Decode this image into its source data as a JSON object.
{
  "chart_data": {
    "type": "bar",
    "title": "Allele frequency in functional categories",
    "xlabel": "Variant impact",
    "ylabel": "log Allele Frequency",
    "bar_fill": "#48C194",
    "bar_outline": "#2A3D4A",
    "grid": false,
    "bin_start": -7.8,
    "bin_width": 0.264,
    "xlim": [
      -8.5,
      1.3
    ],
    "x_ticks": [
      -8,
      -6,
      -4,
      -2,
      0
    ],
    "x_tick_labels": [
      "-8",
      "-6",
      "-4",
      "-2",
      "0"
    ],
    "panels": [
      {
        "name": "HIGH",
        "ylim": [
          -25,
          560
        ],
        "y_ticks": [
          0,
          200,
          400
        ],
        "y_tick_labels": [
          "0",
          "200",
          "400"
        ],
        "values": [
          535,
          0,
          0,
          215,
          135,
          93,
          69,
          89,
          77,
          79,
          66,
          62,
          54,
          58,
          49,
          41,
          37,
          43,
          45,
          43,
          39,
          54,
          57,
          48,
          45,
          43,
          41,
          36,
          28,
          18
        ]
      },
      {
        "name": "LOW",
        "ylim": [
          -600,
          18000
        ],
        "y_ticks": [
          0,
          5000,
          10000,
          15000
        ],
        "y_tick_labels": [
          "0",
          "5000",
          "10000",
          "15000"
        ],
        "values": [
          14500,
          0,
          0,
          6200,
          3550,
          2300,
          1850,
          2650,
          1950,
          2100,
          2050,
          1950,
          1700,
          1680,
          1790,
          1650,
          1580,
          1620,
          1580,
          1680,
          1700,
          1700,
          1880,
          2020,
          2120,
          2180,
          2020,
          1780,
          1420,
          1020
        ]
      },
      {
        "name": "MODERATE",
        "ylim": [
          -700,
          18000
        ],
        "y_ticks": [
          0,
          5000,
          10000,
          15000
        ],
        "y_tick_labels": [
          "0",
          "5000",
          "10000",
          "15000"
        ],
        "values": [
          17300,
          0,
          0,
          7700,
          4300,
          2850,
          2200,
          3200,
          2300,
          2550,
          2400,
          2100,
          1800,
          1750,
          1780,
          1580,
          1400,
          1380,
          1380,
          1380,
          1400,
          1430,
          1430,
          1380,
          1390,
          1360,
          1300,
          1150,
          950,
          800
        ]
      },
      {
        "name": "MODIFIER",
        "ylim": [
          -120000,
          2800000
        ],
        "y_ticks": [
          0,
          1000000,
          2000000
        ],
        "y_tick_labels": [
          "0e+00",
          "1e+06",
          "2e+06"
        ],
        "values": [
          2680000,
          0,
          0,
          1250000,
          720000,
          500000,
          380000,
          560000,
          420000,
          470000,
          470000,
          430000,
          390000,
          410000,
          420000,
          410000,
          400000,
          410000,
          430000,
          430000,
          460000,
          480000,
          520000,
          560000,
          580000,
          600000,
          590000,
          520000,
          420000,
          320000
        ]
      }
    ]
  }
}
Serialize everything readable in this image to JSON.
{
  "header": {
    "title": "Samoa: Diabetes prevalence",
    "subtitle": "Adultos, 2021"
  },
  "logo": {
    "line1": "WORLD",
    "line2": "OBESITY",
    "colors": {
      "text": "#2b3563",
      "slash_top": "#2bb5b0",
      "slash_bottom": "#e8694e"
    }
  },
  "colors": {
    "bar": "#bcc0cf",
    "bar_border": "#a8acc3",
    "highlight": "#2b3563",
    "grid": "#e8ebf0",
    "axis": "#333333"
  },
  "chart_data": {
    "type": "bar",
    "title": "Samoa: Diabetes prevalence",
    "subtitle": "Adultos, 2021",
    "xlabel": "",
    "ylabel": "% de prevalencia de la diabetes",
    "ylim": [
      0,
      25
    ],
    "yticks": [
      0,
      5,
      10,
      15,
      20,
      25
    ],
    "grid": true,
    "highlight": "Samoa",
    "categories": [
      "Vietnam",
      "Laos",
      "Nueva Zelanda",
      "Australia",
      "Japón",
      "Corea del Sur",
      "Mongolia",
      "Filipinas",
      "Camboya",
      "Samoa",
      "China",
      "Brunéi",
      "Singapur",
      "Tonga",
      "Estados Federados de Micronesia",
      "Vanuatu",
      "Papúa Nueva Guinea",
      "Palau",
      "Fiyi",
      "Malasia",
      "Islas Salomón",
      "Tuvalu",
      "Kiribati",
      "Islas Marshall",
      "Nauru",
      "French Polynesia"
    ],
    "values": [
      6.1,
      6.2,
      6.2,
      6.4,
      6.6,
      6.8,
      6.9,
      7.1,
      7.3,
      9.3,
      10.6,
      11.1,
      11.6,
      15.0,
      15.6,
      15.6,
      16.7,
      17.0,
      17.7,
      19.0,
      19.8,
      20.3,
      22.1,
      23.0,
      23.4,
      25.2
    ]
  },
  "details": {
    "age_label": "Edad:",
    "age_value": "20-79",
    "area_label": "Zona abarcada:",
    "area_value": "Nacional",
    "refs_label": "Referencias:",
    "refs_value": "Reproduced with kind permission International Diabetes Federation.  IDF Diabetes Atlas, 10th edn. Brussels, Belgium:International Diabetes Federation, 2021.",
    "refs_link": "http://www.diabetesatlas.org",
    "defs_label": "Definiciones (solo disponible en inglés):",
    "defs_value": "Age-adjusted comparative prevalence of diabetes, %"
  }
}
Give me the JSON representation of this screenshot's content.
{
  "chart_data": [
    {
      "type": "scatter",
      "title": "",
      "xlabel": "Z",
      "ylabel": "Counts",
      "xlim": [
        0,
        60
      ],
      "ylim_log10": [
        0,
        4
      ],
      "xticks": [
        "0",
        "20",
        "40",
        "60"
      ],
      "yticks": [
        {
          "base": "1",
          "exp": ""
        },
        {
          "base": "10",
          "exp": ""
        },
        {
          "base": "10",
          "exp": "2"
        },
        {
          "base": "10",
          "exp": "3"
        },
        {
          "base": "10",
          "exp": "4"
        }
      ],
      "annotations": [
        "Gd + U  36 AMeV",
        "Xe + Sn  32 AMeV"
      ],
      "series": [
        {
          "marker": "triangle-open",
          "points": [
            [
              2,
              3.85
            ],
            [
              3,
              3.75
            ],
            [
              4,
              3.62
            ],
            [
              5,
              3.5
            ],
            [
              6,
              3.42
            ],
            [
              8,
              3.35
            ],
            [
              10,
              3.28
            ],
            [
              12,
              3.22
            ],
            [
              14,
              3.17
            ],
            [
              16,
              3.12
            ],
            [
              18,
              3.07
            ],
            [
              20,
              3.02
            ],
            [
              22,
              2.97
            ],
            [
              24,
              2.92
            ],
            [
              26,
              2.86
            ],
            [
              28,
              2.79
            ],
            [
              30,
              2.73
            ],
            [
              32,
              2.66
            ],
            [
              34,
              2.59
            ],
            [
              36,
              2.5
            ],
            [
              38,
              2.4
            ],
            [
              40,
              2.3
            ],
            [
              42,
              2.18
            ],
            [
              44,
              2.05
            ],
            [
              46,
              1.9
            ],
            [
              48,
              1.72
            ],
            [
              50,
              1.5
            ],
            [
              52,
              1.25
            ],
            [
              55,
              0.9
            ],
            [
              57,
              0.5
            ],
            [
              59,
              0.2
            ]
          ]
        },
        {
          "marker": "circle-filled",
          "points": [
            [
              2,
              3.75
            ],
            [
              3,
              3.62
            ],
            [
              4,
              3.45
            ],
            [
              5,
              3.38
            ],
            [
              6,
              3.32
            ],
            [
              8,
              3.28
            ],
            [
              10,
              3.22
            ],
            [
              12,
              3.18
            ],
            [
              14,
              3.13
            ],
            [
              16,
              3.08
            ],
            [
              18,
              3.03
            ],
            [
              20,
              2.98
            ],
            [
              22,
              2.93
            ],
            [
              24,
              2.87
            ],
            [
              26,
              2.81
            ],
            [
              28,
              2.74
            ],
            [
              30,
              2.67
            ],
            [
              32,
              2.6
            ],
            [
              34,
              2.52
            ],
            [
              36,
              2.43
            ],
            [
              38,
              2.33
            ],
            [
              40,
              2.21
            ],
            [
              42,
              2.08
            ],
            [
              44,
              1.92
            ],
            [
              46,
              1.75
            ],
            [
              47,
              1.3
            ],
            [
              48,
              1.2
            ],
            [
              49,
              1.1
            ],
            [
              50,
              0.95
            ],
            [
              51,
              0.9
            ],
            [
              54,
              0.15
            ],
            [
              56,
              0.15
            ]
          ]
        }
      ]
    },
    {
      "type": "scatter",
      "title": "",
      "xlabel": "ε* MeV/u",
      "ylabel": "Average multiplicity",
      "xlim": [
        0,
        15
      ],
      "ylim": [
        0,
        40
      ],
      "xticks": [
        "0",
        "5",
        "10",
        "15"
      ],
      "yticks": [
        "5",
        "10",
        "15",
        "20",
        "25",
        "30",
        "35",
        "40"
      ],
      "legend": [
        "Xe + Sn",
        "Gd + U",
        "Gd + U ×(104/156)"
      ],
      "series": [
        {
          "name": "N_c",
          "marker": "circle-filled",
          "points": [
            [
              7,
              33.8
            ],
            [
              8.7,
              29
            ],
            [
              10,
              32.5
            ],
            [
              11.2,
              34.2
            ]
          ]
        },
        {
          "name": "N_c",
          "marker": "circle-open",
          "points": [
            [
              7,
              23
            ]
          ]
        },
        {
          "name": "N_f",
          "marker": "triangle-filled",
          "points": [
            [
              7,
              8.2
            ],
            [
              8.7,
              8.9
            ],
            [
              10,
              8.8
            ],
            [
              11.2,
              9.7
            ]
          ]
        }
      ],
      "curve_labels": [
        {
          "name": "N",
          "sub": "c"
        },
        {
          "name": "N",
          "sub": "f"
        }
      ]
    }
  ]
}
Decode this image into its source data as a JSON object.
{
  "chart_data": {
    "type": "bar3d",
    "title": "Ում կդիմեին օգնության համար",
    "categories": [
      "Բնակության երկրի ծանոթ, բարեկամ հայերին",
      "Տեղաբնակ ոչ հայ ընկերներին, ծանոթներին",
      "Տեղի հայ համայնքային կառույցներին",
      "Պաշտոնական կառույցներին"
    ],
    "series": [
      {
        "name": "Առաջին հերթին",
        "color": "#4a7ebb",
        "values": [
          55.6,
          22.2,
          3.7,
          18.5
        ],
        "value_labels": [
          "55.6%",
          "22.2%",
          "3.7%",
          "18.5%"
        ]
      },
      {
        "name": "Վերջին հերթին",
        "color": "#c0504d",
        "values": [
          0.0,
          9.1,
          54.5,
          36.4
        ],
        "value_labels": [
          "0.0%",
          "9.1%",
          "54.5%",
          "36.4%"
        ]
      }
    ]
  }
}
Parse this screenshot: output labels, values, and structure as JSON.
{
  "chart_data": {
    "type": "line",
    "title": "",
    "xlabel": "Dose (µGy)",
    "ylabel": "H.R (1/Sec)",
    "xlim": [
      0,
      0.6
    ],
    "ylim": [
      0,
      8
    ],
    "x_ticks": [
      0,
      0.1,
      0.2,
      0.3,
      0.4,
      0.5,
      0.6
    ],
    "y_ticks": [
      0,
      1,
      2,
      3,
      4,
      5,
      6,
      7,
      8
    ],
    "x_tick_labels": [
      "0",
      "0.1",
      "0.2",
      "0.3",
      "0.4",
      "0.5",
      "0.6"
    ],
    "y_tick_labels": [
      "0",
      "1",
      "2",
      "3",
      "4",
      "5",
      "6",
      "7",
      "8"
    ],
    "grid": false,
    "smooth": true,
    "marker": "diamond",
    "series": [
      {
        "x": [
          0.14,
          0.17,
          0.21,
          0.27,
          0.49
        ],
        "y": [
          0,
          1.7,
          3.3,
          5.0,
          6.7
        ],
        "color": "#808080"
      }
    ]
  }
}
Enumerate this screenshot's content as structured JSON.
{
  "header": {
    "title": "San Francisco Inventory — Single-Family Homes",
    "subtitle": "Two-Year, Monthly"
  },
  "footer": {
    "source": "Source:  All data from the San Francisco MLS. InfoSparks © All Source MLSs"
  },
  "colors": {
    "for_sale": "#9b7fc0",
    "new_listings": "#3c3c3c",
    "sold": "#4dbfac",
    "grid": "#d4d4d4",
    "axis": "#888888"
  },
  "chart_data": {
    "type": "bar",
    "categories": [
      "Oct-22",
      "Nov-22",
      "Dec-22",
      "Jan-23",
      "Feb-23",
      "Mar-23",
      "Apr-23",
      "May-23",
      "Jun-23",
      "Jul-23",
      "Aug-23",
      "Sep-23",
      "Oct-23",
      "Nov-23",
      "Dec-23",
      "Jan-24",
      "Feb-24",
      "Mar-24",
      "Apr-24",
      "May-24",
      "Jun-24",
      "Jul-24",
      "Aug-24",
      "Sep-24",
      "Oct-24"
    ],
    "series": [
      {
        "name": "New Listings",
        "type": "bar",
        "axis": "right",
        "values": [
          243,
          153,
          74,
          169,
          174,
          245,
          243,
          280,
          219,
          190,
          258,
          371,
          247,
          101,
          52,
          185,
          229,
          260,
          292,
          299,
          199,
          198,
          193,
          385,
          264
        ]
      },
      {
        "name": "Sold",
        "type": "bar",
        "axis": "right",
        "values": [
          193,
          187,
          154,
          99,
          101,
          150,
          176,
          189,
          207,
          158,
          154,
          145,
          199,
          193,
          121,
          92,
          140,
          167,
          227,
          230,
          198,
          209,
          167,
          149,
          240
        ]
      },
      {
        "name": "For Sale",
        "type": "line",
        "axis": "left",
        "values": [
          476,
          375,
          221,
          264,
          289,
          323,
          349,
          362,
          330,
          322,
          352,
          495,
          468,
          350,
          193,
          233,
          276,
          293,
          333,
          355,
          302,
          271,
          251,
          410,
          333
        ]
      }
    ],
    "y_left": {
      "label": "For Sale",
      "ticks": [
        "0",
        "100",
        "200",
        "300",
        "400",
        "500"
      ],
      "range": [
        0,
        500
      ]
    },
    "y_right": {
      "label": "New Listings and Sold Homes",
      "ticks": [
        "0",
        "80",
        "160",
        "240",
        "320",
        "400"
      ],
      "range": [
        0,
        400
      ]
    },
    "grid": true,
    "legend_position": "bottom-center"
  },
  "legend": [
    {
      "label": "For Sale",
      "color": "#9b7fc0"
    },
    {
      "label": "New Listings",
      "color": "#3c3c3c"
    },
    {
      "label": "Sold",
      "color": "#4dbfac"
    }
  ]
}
_ _ _
The request:
Show all lines in the entries above where the string "Adultos" appears.

Reply:
    "subtitle": "Adultos, 2021"
    "subtitle": "Adultos, 2021",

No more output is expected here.